Start Page

Blogs > Cliopatria > Congratulations and Controversy

Mar 18, 2006

Congratulations and Controversy




The good news from two of our younger colleagues is this:
1) Rebecca Goetz has accepted an offer from the History Department at Rice University, where she begins as an assistant professor in the fall.
2) Caleb McDaniel successfully defended his dissertation at Johns Hopkins yesterday. You can call him Dr. McDaniel now.
3) Caleb has accepted an offer from the History Department at the University of Denver, where he begins as an assistant professor in the fall.
Congratulations to Caleb and Rebecca!

The announcement from the Director of National Intelligence that his office has begun posting documents and audio tapes on this site is obviously good news for historians. Marc Lynch at AbuAardvark has wise cautionary comments, excerpted at Political Animal, and an initial reaction from reading some of the released documents. These documents are selectively released from an enormous trove. They are raw documents, with no attempt even to date them. As Marc says,

The only prediction I'm confident making: a lot of people are going to dive into these things, and find what they're looking for. Here's a line in a transcript which proves, proves, that Saddam ordered 9/11! Here's a document which proves, proves, that Saddam and Zarqawi never had anything to do with each other! Here's one that proves, proves, that Saddam had nukes! Here's one that proves, proves, that Saddam didn't have nukes! I'd advise people on both sides of the issue not to get too excited over individual documents...

End Page
Start Given entries

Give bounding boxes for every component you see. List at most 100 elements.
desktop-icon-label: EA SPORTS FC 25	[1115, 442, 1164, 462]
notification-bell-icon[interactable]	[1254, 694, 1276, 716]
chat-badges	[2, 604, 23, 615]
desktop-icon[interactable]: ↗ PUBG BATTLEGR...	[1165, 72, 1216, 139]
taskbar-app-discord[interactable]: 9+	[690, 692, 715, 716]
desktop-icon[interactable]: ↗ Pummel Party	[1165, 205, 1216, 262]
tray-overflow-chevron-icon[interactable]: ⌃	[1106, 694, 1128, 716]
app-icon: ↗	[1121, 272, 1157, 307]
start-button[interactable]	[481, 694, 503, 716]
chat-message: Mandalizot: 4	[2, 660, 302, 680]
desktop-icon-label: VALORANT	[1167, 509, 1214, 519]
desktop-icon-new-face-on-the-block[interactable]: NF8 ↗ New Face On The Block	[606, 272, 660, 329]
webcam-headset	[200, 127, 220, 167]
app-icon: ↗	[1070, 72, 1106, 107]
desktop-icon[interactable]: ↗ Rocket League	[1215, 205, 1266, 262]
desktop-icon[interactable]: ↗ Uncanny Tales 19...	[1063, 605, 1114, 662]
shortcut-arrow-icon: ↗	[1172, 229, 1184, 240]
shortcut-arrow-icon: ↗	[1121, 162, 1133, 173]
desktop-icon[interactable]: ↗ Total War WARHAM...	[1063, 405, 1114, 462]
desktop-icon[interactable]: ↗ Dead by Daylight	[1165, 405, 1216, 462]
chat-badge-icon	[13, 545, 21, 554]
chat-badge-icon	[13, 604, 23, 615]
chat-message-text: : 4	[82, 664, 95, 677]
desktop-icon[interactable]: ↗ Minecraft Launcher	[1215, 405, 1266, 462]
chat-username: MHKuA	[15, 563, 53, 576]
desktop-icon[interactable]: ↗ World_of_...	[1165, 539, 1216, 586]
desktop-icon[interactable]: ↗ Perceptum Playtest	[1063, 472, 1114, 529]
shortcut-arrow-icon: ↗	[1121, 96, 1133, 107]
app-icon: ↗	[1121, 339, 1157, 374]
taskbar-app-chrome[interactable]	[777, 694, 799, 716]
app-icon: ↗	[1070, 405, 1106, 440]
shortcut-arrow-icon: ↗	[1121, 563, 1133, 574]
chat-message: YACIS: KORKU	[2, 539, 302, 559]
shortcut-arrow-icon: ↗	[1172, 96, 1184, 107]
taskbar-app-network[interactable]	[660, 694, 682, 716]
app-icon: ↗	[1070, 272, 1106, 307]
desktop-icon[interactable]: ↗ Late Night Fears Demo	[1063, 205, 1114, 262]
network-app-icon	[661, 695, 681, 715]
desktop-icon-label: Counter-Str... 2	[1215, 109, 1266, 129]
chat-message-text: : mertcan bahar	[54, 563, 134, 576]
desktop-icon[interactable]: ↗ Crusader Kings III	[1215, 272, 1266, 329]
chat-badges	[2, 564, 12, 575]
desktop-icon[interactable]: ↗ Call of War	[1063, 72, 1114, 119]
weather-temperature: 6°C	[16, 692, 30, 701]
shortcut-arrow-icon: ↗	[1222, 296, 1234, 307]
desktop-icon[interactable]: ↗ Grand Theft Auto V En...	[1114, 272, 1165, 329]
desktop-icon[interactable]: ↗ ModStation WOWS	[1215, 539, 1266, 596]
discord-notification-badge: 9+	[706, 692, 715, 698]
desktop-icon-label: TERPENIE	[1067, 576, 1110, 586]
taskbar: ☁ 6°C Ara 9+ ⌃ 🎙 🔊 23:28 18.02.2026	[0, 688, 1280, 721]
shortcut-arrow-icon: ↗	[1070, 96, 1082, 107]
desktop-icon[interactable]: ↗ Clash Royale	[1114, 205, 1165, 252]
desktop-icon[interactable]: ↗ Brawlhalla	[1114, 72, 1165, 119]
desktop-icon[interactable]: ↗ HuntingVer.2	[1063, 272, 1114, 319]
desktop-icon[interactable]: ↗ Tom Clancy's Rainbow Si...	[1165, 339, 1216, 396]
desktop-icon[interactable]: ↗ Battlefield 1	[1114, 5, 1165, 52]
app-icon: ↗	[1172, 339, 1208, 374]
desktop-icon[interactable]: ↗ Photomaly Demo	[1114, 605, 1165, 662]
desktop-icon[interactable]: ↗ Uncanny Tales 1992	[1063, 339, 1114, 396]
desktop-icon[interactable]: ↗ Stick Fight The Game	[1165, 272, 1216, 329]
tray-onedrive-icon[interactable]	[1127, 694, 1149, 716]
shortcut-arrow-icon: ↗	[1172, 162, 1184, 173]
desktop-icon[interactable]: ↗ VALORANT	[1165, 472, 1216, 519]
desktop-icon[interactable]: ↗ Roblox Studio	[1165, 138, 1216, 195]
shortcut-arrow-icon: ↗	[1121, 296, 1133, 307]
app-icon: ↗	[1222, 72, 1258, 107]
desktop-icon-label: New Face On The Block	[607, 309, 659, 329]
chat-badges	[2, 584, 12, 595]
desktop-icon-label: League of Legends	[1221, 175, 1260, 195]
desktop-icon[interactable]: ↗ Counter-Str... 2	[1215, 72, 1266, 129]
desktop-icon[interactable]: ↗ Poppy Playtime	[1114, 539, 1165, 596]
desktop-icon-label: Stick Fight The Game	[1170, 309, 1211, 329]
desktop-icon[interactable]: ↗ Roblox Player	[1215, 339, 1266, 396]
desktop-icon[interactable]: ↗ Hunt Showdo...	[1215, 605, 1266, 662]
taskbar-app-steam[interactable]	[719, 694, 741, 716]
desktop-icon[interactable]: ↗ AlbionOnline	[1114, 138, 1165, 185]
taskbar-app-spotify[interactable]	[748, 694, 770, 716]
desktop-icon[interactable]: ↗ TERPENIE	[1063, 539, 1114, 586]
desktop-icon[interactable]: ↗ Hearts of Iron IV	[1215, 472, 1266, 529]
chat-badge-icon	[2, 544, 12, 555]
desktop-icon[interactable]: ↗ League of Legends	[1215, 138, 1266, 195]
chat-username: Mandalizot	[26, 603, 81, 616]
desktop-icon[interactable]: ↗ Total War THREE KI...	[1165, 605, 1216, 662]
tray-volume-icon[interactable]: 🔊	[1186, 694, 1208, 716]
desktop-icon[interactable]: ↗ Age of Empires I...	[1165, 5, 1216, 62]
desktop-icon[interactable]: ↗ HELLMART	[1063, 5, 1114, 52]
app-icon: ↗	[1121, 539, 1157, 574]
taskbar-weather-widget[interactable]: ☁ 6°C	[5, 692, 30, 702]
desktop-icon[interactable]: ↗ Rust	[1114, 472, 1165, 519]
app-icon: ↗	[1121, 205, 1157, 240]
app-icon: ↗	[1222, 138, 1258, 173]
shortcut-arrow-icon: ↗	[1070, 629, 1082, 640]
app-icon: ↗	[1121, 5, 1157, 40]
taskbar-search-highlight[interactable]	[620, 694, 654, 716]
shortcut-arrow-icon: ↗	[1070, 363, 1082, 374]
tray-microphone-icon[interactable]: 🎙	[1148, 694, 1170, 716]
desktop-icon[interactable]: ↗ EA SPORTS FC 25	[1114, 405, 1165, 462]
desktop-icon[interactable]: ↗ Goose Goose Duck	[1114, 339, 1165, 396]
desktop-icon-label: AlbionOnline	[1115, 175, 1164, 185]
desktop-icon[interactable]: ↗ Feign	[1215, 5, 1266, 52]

End Given entries

Goal of the exercise: Update the Cliopatria post: reproduce everything from "Blogs > Cliopatria" down to "where he begins as an assistant professor in the fall.", changing "fall" to "autumn" wherever it occurs.

Full solution:
Blogs > Cliopatria > Congratulations and Controversy

Mar 18, 2006

Congratulations and Controversy




The good news from two of our younger colleagues is this:
1) Rebecca Goetz has accepted an offer from the History Department at Rice University, where she begins as an assistant professor in the autumn.
2) Caleb McDaniel successfully defended his dissertation at Johns Hopkins yesterday. You can call him Dr. McDaniel now.
3) Caleb has accepted an offer from the History Department at the University of Denver, where he begins as an assistant professor in the autumn.